→ WORK TO DO
Single out the lines of the material that contain "content" and copy them.

(Dataset excerpts)
--------------------

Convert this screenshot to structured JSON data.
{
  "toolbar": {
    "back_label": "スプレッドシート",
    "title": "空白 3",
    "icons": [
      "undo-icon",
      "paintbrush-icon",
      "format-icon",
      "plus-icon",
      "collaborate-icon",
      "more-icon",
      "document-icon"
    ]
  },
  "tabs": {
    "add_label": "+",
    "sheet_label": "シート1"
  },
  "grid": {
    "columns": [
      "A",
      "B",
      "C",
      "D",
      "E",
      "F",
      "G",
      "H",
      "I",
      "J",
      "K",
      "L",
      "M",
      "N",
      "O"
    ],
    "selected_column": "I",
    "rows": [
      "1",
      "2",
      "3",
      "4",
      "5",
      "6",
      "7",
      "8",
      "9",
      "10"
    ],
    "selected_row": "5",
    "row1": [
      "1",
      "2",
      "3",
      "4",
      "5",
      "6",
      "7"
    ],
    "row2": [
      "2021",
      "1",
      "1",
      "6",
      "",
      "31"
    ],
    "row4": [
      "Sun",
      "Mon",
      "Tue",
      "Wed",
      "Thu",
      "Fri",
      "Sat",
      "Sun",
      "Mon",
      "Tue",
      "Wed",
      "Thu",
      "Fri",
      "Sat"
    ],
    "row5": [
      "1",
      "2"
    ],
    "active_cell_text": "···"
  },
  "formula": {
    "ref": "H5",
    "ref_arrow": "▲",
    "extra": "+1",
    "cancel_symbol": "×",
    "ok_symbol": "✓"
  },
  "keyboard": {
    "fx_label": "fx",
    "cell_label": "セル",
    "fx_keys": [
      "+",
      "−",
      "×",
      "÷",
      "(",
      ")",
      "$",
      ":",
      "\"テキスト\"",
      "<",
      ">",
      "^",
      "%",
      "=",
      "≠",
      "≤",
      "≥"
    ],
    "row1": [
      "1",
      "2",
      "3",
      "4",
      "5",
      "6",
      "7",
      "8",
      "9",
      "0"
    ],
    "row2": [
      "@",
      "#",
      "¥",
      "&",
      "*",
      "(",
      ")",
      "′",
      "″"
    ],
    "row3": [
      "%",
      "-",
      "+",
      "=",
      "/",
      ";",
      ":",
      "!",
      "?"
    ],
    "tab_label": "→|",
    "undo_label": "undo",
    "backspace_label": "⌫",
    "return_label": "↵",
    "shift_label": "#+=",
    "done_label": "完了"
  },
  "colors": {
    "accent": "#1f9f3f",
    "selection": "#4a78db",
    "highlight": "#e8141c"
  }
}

--------------------

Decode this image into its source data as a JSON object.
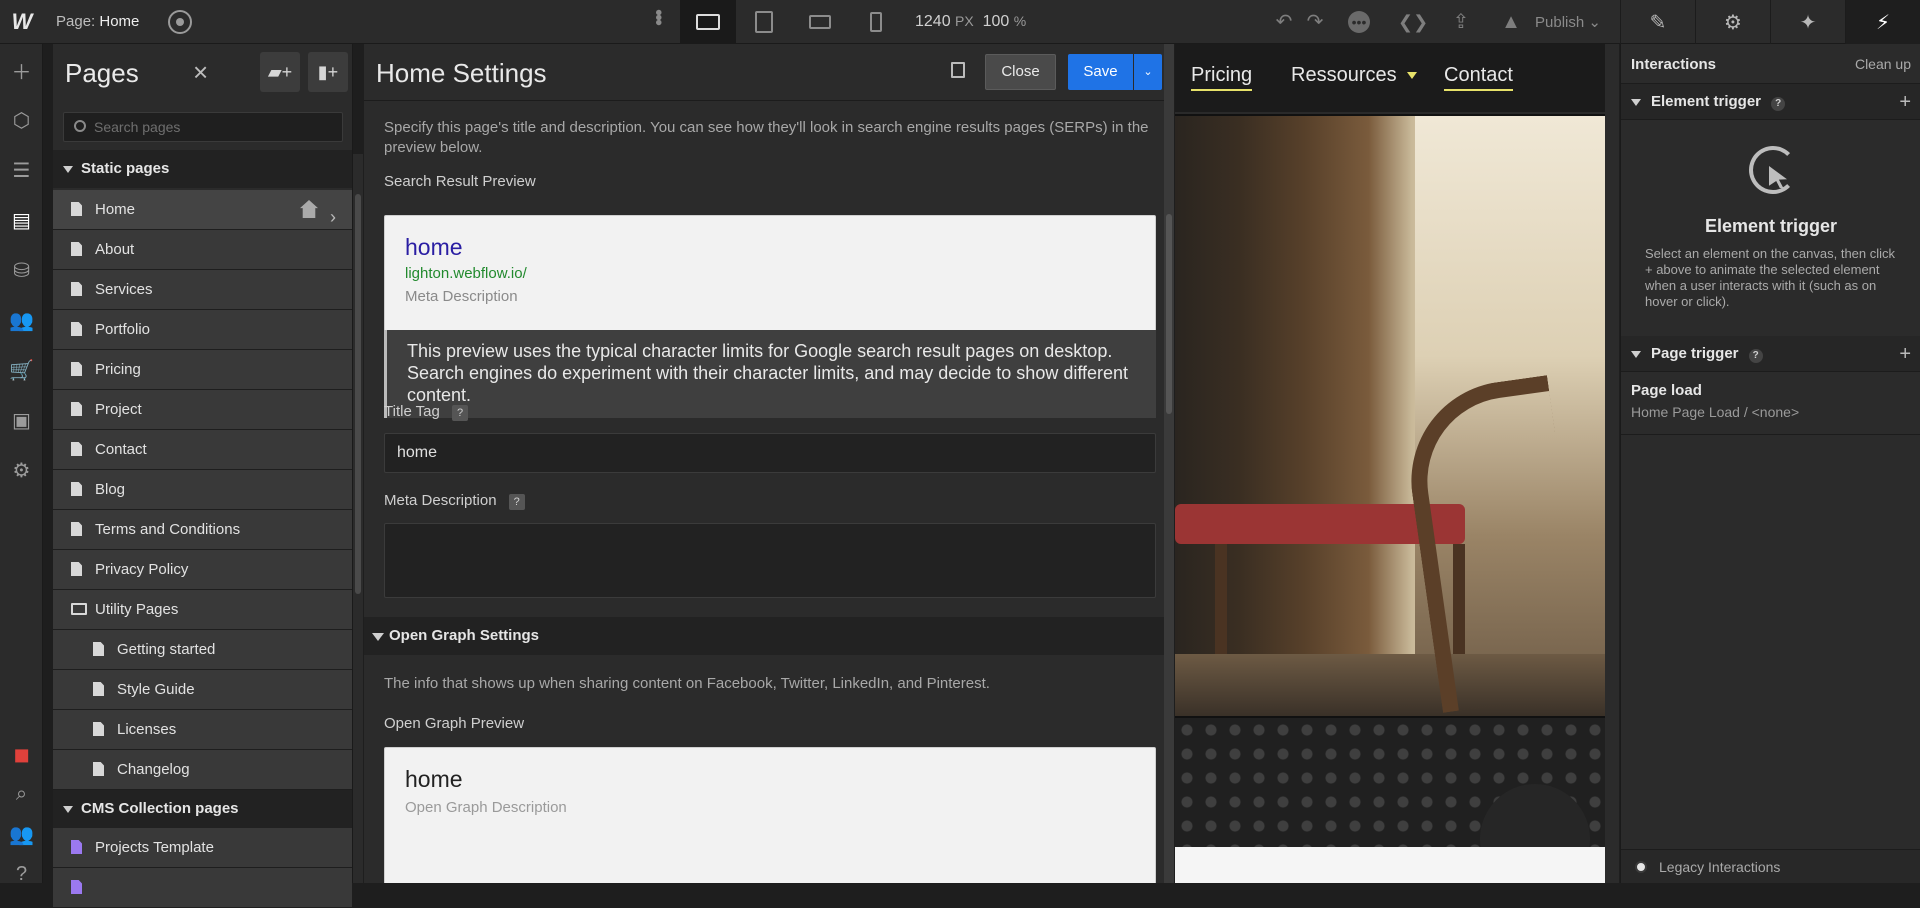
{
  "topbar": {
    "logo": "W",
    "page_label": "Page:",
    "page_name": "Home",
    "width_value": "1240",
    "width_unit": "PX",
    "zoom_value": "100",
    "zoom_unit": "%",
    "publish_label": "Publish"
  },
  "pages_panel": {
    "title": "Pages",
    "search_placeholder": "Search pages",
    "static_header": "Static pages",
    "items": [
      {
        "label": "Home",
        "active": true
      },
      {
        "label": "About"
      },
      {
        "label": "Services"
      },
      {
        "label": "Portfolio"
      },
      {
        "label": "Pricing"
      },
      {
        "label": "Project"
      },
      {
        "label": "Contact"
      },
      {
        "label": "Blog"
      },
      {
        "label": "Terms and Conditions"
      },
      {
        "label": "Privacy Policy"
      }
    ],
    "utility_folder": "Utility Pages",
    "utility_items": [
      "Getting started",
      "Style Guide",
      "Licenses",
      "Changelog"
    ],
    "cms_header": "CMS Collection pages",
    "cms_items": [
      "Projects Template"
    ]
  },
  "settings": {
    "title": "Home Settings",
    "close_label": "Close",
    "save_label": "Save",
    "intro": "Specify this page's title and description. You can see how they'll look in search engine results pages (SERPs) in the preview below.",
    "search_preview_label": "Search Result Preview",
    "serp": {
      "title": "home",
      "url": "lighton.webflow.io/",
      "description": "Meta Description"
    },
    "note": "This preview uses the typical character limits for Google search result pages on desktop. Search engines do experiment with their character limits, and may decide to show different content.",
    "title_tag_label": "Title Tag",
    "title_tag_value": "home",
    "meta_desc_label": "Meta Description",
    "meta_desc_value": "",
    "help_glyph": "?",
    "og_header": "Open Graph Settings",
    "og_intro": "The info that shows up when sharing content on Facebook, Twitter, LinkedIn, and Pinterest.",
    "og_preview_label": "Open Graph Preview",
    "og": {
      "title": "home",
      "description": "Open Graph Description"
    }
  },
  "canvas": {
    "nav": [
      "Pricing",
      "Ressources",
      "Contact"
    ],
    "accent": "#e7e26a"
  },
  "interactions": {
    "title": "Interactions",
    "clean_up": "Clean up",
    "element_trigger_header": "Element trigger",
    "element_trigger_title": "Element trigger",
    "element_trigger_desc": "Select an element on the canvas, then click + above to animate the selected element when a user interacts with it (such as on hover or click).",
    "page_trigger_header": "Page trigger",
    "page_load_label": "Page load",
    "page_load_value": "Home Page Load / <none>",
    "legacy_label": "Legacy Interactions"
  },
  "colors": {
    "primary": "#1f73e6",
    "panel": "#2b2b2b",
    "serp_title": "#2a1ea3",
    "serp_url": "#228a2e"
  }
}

--------------------

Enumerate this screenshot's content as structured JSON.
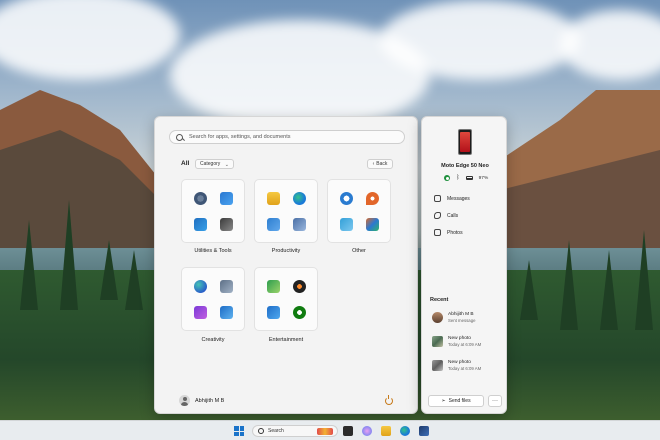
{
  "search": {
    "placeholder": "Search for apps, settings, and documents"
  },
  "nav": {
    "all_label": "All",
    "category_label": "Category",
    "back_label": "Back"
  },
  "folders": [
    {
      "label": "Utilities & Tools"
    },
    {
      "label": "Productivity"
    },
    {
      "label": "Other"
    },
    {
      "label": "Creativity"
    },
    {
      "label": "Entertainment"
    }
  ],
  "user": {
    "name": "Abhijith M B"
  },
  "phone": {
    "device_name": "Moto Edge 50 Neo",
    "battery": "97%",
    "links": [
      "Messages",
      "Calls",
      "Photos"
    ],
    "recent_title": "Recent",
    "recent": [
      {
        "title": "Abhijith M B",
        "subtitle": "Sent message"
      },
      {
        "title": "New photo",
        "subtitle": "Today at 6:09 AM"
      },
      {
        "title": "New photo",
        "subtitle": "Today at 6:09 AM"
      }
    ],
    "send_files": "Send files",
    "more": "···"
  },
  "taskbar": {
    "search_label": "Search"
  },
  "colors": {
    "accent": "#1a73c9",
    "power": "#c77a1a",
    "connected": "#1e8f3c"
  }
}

--------------------

→ TASK RESPONSE
    "note": "This preview uses the typical character limits for Google search result pages on desktop. Search engines do experiment with their character limits, and may decide to show different content.",
    "og_intro": "The info that shows up when sharing content on Facebook, Twitter, LinkedIn, and Pinterest.",
Enumerate this screenshot's content as structured JSON.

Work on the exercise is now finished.